■ **Exercise prompt**: Write out the whole of the material exactly.

■ **Supplied material**:
>> Start
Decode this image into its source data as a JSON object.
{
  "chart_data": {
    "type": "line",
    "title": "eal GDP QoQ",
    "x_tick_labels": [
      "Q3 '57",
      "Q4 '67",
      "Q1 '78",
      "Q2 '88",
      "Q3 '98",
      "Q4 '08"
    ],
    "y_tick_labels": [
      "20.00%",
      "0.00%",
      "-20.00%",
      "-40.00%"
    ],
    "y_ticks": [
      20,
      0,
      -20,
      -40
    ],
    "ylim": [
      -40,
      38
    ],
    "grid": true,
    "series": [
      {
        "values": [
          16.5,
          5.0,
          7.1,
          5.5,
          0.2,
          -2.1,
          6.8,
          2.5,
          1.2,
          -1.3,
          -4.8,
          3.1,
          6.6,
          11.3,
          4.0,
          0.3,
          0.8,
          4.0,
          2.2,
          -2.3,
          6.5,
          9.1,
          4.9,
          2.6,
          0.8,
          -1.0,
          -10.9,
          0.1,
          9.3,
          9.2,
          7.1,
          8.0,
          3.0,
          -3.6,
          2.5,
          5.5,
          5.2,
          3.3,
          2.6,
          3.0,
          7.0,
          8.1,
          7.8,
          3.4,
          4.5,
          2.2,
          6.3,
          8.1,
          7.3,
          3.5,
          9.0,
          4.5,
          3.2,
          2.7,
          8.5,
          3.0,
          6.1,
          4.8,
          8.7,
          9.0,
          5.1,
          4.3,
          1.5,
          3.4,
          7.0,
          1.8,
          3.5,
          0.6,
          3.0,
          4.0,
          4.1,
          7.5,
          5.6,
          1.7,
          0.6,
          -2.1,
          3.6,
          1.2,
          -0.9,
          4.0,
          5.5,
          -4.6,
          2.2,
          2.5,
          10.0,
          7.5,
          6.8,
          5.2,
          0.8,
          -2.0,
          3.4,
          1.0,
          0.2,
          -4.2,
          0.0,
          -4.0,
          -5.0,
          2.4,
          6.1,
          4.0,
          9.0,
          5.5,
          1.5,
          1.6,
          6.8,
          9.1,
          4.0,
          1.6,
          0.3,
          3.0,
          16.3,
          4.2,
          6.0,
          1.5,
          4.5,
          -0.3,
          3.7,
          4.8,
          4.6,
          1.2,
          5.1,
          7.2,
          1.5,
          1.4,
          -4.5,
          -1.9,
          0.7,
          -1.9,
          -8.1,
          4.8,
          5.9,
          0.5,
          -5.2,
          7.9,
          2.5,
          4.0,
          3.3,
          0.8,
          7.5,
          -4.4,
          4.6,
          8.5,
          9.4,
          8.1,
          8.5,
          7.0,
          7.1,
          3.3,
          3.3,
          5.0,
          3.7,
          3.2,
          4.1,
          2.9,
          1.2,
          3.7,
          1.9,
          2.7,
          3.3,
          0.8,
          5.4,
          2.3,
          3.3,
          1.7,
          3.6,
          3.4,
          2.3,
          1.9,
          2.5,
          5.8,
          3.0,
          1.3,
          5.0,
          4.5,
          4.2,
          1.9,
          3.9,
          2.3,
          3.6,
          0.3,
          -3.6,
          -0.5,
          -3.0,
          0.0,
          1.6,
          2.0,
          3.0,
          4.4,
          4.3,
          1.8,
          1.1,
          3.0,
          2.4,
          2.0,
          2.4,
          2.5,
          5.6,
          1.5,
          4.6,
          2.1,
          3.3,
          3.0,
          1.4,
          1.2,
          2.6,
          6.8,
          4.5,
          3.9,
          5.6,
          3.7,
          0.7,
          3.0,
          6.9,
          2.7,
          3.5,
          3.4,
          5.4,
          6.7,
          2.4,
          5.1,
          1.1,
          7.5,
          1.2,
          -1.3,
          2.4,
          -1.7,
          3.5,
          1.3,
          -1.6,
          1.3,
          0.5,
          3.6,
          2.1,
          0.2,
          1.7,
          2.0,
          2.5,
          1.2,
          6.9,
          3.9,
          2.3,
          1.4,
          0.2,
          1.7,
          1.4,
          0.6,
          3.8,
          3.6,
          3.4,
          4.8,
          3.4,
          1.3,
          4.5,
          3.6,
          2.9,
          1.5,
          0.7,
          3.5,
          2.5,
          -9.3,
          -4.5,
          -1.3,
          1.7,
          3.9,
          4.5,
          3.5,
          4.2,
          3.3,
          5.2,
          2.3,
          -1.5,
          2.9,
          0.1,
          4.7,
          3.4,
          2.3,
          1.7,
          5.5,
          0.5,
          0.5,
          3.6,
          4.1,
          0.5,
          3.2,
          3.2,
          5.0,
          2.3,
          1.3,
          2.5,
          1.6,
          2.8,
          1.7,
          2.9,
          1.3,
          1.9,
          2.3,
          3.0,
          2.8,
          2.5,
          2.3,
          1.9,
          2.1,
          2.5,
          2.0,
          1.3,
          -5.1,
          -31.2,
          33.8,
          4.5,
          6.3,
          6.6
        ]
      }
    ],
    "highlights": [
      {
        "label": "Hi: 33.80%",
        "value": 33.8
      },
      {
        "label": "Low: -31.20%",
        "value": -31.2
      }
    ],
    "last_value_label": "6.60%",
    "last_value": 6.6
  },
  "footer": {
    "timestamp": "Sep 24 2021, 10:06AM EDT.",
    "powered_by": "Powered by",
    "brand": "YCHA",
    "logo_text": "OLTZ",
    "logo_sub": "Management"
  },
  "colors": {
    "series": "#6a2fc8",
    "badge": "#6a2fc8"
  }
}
>> End
■ **Solution for this exercise**:
Decode this image into its source data as a JSON object.
{
  "chart_data": {
    "type": "line",
    "title": "eal GDP QoQ",
    "x_tick_labels": [
      "Q3 '57",
      "Q4 '67",
      "Q1 '78",
      "Q2 '88",
      "Q3 '98",
      "Q4 '08"
    ],
    "y_tick_labels": [
      "20.00%",
      "0.00%",
      "-20.00%",
      "-40.00%"
    ],
    "y_ticks": [
      20,
      0,
      -20,
      -40
    ],
    "ylim": [
      -40,
      38
    ],
    "grid": true,
    "series": [
      {
        "values": [
          16.5,
          5.0,
          7.1,
          5.5,
          0.2,
          -2.1,
          6.8,
          2.5,
          1.2,
          -1.3,
          -4.8,
          3.1,
          6.6,
          11.3,
          4.0,
          0.3,
          0.8,
          4.0,
          2.2,
          -2.3,
          6.5,
          9.1,
          4.9,
          2.6,
          0.8,
          -1.0,
          -10.9,
          0.1,
          9.3,
          9.2,
          7.1,
          8.0,
          3.0,
          -3.6,
          2.5,
          5.5,
          5.2,
          3.3,
          2.6,
          3.0,
          7.0,
          8.1,
          7.8,
          3.4,
          4.5,
          2.2,
          6.3,
          8.1,
          7.3,
          3.5,
          9.0,
          4.5,
          3.2,
          2.7,
          8.5,
          3.0,
          6.1,
          4.8,
          8.7,
          9.0,
          5.1,
          4.3,
          1.5,
          3.4,
          7.0,
          1.8,
          3.5,
          0.6,
          3.0,
          4.0,
          4.1,
          7.5,
          5.6,
          1.7,
          0.6,
          -2.1,
          3.6,
          1.2,
          -0.9,
          4.0,
          5.5,
          -4.6,
          2.2,
          2.5,
          10.0,
          7.5,
          6.8,
          5.2,
          0.8,
          -2.0,
          3.4,
          1.0,
          0.2,
          -4.2,
          0.0,
          -4.0,
          -5.0,
          2.4,
          6.1,
          4.0,
          9.0,
          5.5,
          1.5,
          1.6,
          6.8,
          9.1,
          4.0,
          1.6,
          0.3,
          3.0,
          16.3,
          4.2,
          6.0,
          1.5,
          4.5,
          -0.3,
          3.7,
          4.8,
          4.6,
          1.2,
          5.1,
          7.2,
          1.5,
          1.4,
          -4.5,
          -1.9,
          0.7,
          -1.9,
          -8.1,
          4.8,
          5.9,
          0.5,
          -5.2,
          7.9,
          2.5,
          4.0,
          3.3,
          0.8,
          7.5,
          -4.4,
          4.6,
          8.5,
          9.4,
          8.1,
          8.5,
          7.0,
          7.1,
          3.3,
          3.3,
          5.0,
          3.7,
          3.2,
          4.1,
          2.9,
          1.2,
          3.7,
          1.9,
          2.7,
          3.3,
          0.8,
          5.4,
          2.3,
          3.3,
          1.7,
          3.6,
          3.4,
          2.3,
          1.9,
          2.5,
          5.8,
          3.0,
          1.3,
          5.0,
          4.5,
          4.2,
          1.9,
          3.9,
          2.3,
          3.6,
          0.3,
          -3.6,
          -0.5,
          -3.0,
          0.0,
          1.6,
          2.0,
          3.0,
          4.4,
          4.3,
          1.8,
          1.1,
          3.0,
          2.4,
          2.0,
          2.4,
          2.5,
          5.6,
          1.5,
          4.6,
          2.1,
          3.3,
          3.0,
          1.4,
          1.2,
          2.6,
          6.8,
          4.5,
          3.9,
          5.6,
          3.7,
          0.7,
          3.0,
          6.9,
          2.7,
          3.5,
          3.4,
          5.4,
          6.7,
          2.4,
          5.1,
          1.1,
          7.5,
          1.2,
          -1.3,
          2.4,
          -1.7,
          3.5,
          1.3,
          -1.6,
          1.3,
          0.5,
          3.6,
          2.1,
          0.2,
          1.7,
          2.0,
          2.5,
          1.2,
          6.9,
          3.9,
          2.3,
          1.4,
          0.2,
          1.7,
          1.4,
          0.6,
          3.8,
          3.6,
          3.4,
          4.8,
          3.4,
          1.3,
          4.5,
          3.6,
          2.9,
          1.5,
          0.7,
          3.5,
          2.5,
          -9.3,
          -4.5,
          -1.3,
          1.7,
          3.9,
          4.5,
          3.5,
          4.2,
          3.3,
          5.2,
          2.3,
          -1.5,
          2.9,
          0.1,
          4.7,
          3.4,
          2.3,
          1.7,
          5.5,
          0.5,
          0.5,
          3.6,
          4.1,
          0.5,
          3.2,
          3.2,
          5.0,
          2.3,
          1.3,
          2.5,
          1.6,
          2.8,
          1.7,
          2.9,
          1.3,
          1.9,
          2.3,
          3.0,
          2.8,
          2.5,
          2.3,
          1.9,
          2.1,
          2.5,
          2.0,
          1.3,
          -5.1,
          -31.2,
          33.8,
          4.5,
          6.3,
          6.6
        ]
      }
    ],
    "highlights": [
      {
        "label": "Hi: 33.80%",
        "value": 33.8
      },
      {
        "label": "Low: -31.20%",
        "value": -31.2
      }
    ],
    "last_value_label": "6.60%",
    "last_value": 6.6
  },
  "footer": {
    "timestamp": "Sep 24 2021, 10:06AM EDT.",
    "powered_by": "Powered by",
    "brand": "YCHA",
    "logo_text": "OLTZ",
    "logo_sub": "Management"
  },
  "colors": {
    "series": "#6a2fc8",
    "badge": "#6a2fc8"
  }
}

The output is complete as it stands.